### Aim
Check each line of the listing for the string "chevron", then state how many lines have it. Only the number is wanted.

START Supplied records

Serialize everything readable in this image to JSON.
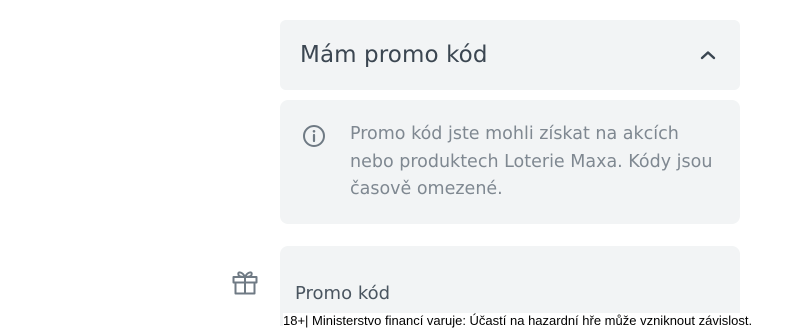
{
  "promo_section": {
    "title": "Mám promo kód",
    "toggle_icon": "chevron-up-icon",
    "expanded": true
  },
  "info": {
    "icon": "info-icon",
    "text": "Promo kód jste mohli získat na akcích nebo produktech Loterie Maxa. Kódy jsou časově omezené."
  },
  "promo_input": {
    "icon": "gift-icon",
    "value": "",
    "placeholder": "Promo kód"
  },
  "disclaimer": {
    "text": "18+| Ministerstvo financí varuje: Účastí na hazardní hře může vzniknout závislost."
  },
  "colors": {
    "panel_bg": "#f2f4f5",
    "title_text": "#3b4651",
    "muted_text": "#7f8891",
    "icon_gray": "#6f7a84"
  }
}
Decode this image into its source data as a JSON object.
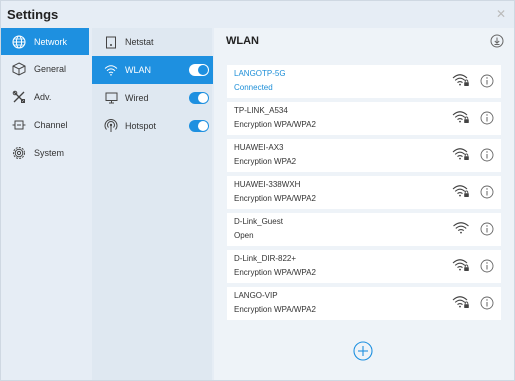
{
  "window": {
    "title": "Settings",
    "close_icon": "close-icon"
  },
  "nav": {
    "items": [
      {
        "label": "Network",
        "icon": "globe-icon",
        "active": true
      },
      {
        "label": "General",
        "icon": "cube-icon",
        "active": false
      },
      {
        "label": "Adv.",
        "icon": "tools-icon",
        "active": false
      },
      {
        "label": "Channel",
        "icon": "channel-icon",
        "active": false
      },
      {
        "label": "System",
        "icon": "gear-icon",
        "active": false
      }
    ]
  },
  "sub_nav": {
    "items": [
      {
        "label": "Netstat",
        "icon": "netstat-icon",
        "toggle": false
      },
      {
        "label": "WLAN",
        "icon": "wifi-icon",
        "toggle": true,
        "active": true
      },
      {
        "label": "Wired",
        "icon": "monitor-icon",
        "toggle": true
      },
      {
        "label": "Hotspot",
        "icon": "hotspot-icon",
        "toggle": true
      }
    ]
  },
  "wlan": {
    "title": "WLAN",
    "networks": [
      {
        "ssid": "LANGOTP-5G",
        "status": "Connected",
        "connected": true
      },
      {
        "ssid": "TP-LINK_A534",
        "status": "Encryption WPA/WPA2",
        "connected": false
      },
      {
        "ssid": "HUAWEI-AX3",
        "status": "Encryption WPA2",
        "connected": false
      },
      {
        "ssid": "HUAWEI-338WXH",
        "status": "Encryption WPA/WPA2",
        "connected": false
      },
      {
        "ssid": "D-Link_Guest",
        "status": "Open",
        "connected": false
      },
      {
        "ssid": "D-Link_DIR-822+",
        "status": "Encryption WPA/WPA2",
        "connected": false
      },
      {
        "ssid": "LANGO-VIP",
        "status": "Encryption WPA/WPA2",
        "connected": false
      }
    ]
  },
  "colors": {
    "accent": "#1e90e0",
    "connected_text": "#1e8fd8"
  }
}
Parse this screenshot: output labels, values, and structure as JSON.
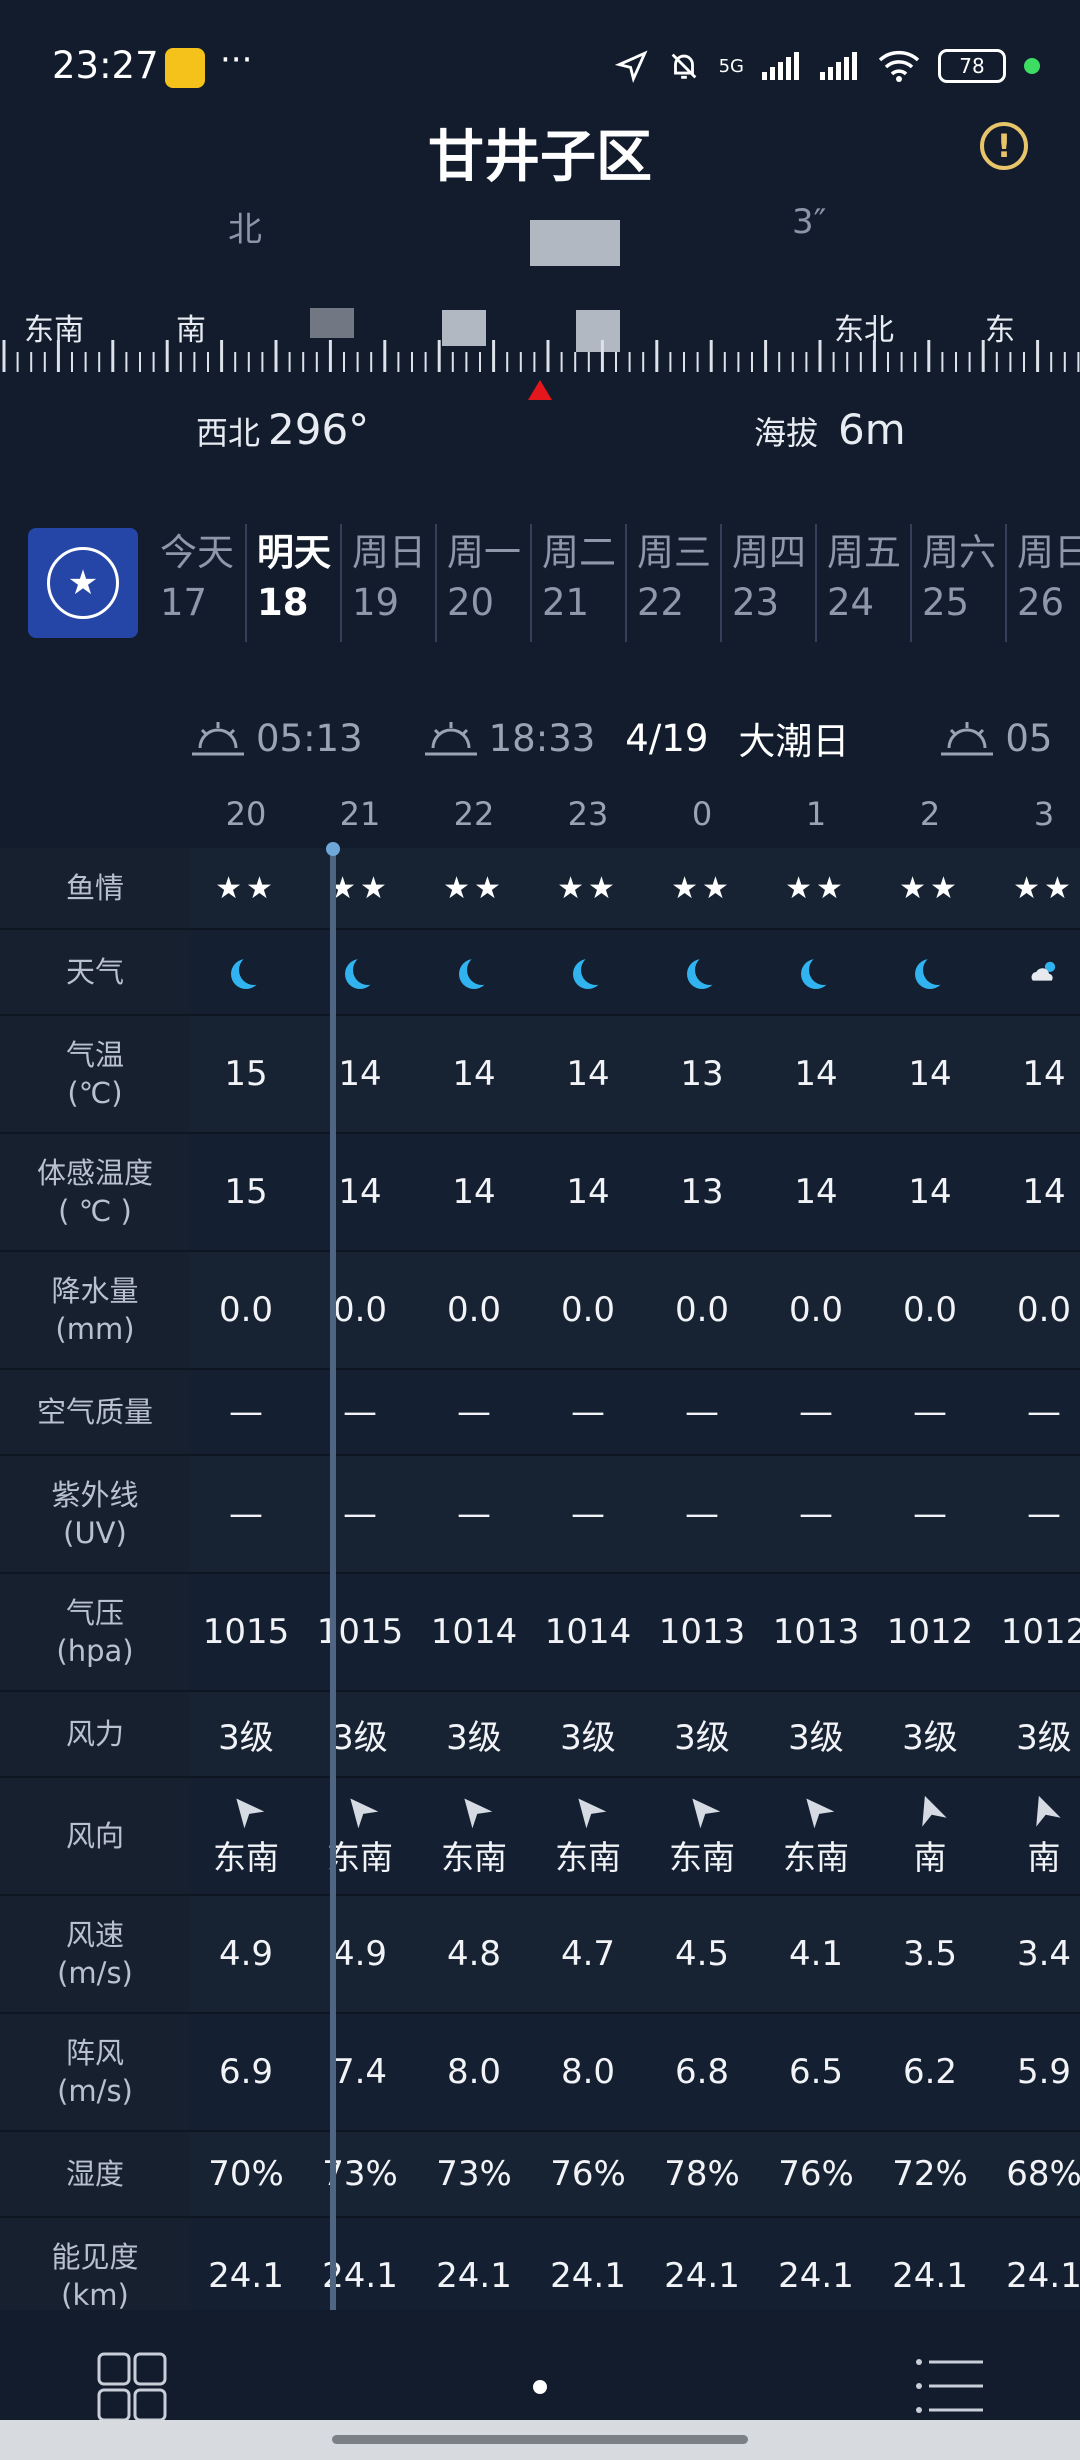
{
  "status_bar": {
    "time": "23:27",
    "more": "···",
    "battery": "78",
    "network": "5G"
  },
  "header": {
    "title": "甘井子区",
    "alert_icon": "exclamation-circle-icon"
  },
  "compass": {
    "upper_faded": {
      "left": "北",
      "right": "3″"
    },
    "directions": [
      "东南",
      "南",
      "东北",
      "东"
    ],
    "heading_dir": "西北",
    "heading_deg": "296°",
    "altitude_label": "海拔",
    "altitude_value": "6m"
  },
  "days": [
    {
      "name": "今天",
      "date": "17"
    },
    {
      "name": "明天",
      "date": "18",
      "active": true
    },
    {
      "name": "周日",
      "date": "19"
    },
    {
      "name": "周一",
      "date": "20"
    },
    {
      "name": "周二",
      "date": "21"
    },
    {
      "name": "周三",
      "date": "22"
    },
    {
      "name": "周四",
      "date": "23"
    },
    {
      "name": "周五",
      "date": "24"
    },
    {
      "name": "周六",
      "date": "25"
    },
    {
      "name": "周日",
      "date": "26"
    }
  ],
  "sun_row": {
    "sunrise": "05:13",
    "sunset": "18:33",
    "lunar_date": "4/19",
    "tide": "大潮日",
    "next_sunrise_partial": "05"
  },
  "hours": [
    "20",
    "21",
    "22",
    "23",
    "0",
    "1",
    "2",
    "3"
  ],
  "rows": [
    {
      "key": "fishing",
      "label": "鱼情",
      "values": [
        "★★",
        "★★",
        "★★",
        "★★",
        "★★",
        "★★",
        "★★",
        "★★"
      ]
    },
    {
      "key": "weather",
      "label": "天气",
      "icons": [
        "moon-icon",
        "moon-icon",
        "moon-icon",
        "moon-icon",
        "moon-icon",
        "moon-icon",
        "moon-icon",
        "cloudy-night-icon"
      ]
    },
    {
      "key": "temp",
      "label": "气温",
      "sub": "(℃)",
      "values": [
        "15",
        "14",
        "14",
        "14",
        "13",
        "14",
        "14",
        "14"
      ]
    },
    {
      "key": "feels",
      "label": "体感温度",
      "sub": "( ℃ )",
      "values": [
        "15",
        "14",
        "14",
        "14",
        "13",
        "14",
        "14",
        "14"
      ]
    },
    {
      "key": "precip",
      "label": "降水量",
      "sub": "(mm)",
      "values": [
        "0.0",
        "0.0",
        "0.0",
        "0.0",
        "0.0",
        "0.0",
        "0.0",
        "0.0"
      ]
    },
    {
      "key": "aqi",
      "label": "空气质量",
      "values": [
        "—",
        "—",
        "—",
        "—",
        "—",
        "—",
        "—",
        "—"
      ]
    },
    {
      "key": "uv",
      "label": "紫外线",
      "sub": "(UV)",
      "values": [
        "—",
        "—",
        "—",
        "—",
        "—",
        "—",
        "—",
        "—"
      ]
    },
    {
      "key": "pressure",
      "label": "气压",
      "sub": "(hpa)",
      "values": [
        "1015",
        "1015",
        "1014",
        "1014",
        "1013",
        "1013",
        "1012",
        "1012"
      ]
    },
    {
      "key": "wind_force",
      "label": "风力",
      "values": [
        "3级",
        "3级",
        "3级",
        "3级",
        "3级",
        "3级",
        "3级",
        "3级"
      ]
    },
    {
      "key": "wind_dir",
      "label": "风向",
      "values": [
        "东南",
        "东南",
        "东南",
        "东南",
        "东南",
        "东南",
        "南",
        "南"
      ],
      "rotations": [
        -40,
        -40,
        -40,
        -40,
        -40,
        -40,
        -20,
        -20
      ]
    },
    {
      "key": "wind_speed",
      "label": "风速",
      "sub": "(m/s)",
      "values": [
        "4.9",
        "4.9",
        "4.8",
        "4.7",
        "4.5",
        "4.1",
        "3.5",
        "3.4"
      ]
    },
    {
      "key": "gust",
      "label": "阵风",
      "sub": "(m/s)",
      "values": [
        "6.9",
        "7.4",
        "8.0",
        "8.0",
        "6.8",
        "6.5",
        "6.2",
        "5.9"
      ]
    },
    {
      "key": "humidity",
      "label": "湿度",
      "values": [
        "70%",
        "73%",
        "73%",
        "76%",
        "78%",
        "76%",
        "72%",
        "68%"
      ]
    },
    {
      "key": "visibility",
      "label": "能见度",
      "sub": "(km)",
      "values": [
        "24.1",
        "24.1",
        "24.1",
        "24.1",
        "24.1",
        "24.1",
        "24.1",
        "24.1"
      ]
    }
  ],
  "bottom_nav": {
    "left_icon": "grid-icon",
    "right_icon": "list-icon"
  }
}
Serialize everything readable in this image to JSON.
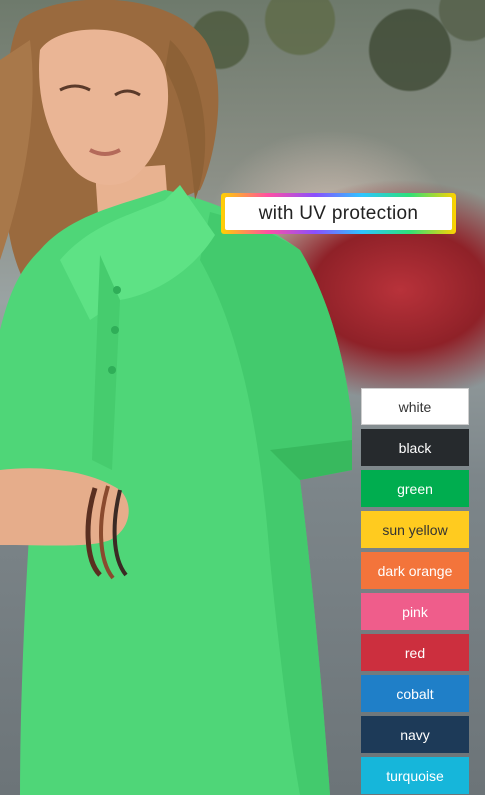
{
  "banner": {
    "text": "with UV protection"
  },
  "colors": [
    {
      "label": "white",
      "hex": "#ffffff",
      "text": "#333333"
    },
    {
      "label": "black",
      "hex": "#262a2d",
      "text": "#ffffff"
    },
    {
      "label": "green",
      "hex": "#00ad4f",
      "text": "#ffffff"
    },
    {
      "label": "sun yellow",
      "hex": "#ffcb1f",
      "text": "#333333"
    },
    {
      "label": "dark orange",
      "hex": "#f3743b",
      "text": "#ffffff"
    },
    {
      "label": "pink",
      "hex": "#ef5d8b",
      "text": "#ffffff"
    },
    {
      "label": "red",
      "hex": "#cc2f3e",
      "text": "#ffffff"
    },
    {
      "label": "cobalt",
      "hex": "#1f7fc8",
      "text": "#ffffff"
    },
    {
      "label": "navy",
      "hex": "#1d3a58",
      "text": "#ffffff"
    },
    {
      "label": "turquoise",
      "hex": "#16b6da",
      "text": "#ffffff"
    }
  ]
}
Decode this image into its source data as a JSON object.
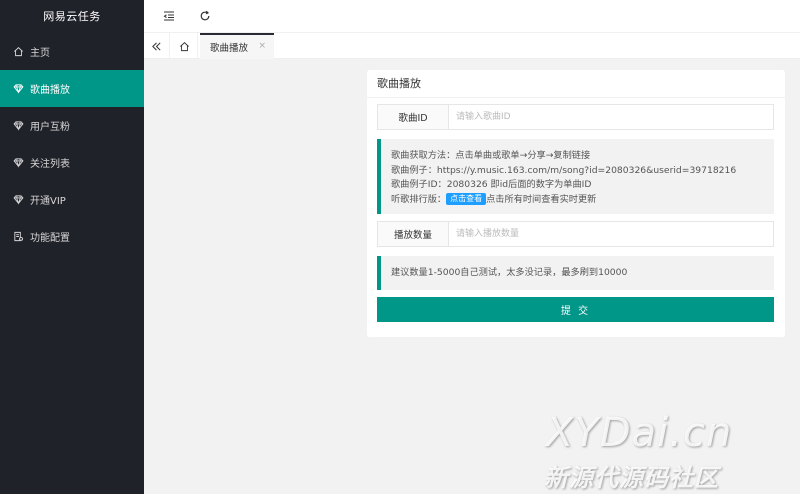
{
  "brand": "网易云任务",
  "sidebar": {
    "items": [
      {
        "label": "主页",
        "icon": "home-icon"
      },
      {
        "label": "歌曲播放",
        "icon": "diamond-icon",
        "active": true
      },
      {
        "label": "用户互粉",
        "icon": "diamond-icon"
      },
      {
        "label": "关注列表",
        "icon": "diamond-icon"
      },
      {
        "label": "开通VIP",
        "icon": "diamond-icon"
      },
      {
        "label": "功能配置",
        "icon": "settings-doc-icon"
      }
    ]
  },
  "header": {
    "menu_toggle_icon": "indent-icon",
    "refresh_icon": "refresh-icon"
  },
  "tabs": {
    "back_icon": "double-chevron-left-icon",
    "home_icon": "home-icon",
    "items": [
      {
        "label": "歌曲播放",
        "close": "×"
      }
    ]
  },
  "card": {
    "title": "歌曲播放",
    "song_id": {
      "label": "歌曲ID",
      "placeholder": "请输入歌曲ID",
      "value": ""
    },
    "info": {
      "line1": "歌曲获取方法：点击单曲或歌单→分享→复制链接",
      "line2": "歌曲例子：https://y.music.163.com/m/song?id=2080326&userid=39718216",
      "line3": "歌曲例子ID：2080326 即id后面的数字为单曲ID",
      "line4_prefix": "听歌排行版：",
      "line4_button": "点击查看",
      "line4_suffix": "点击所有时间查看实时更新"
    },
    "play_count": {
      "label": "播放数量",
      "placeholder": "请输入播放数量",
      "value": ""
    },
    "note": "建议数量1-5000自己测试，太多没记录，最多刷到10000",
    "submit_label": "提 交"
  },
  "watermark": {
    "top": "XYDai.cn",
    "bottom": "新源代源码社区"
  },
  "colors": {
    "sidebar_bg": "#20222a",
    "accent": "#009688",
    "link_button": "#1e9fff",
    "page_bg": "#f2f2f2"
  }
}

END Supplied records

### Answer below
2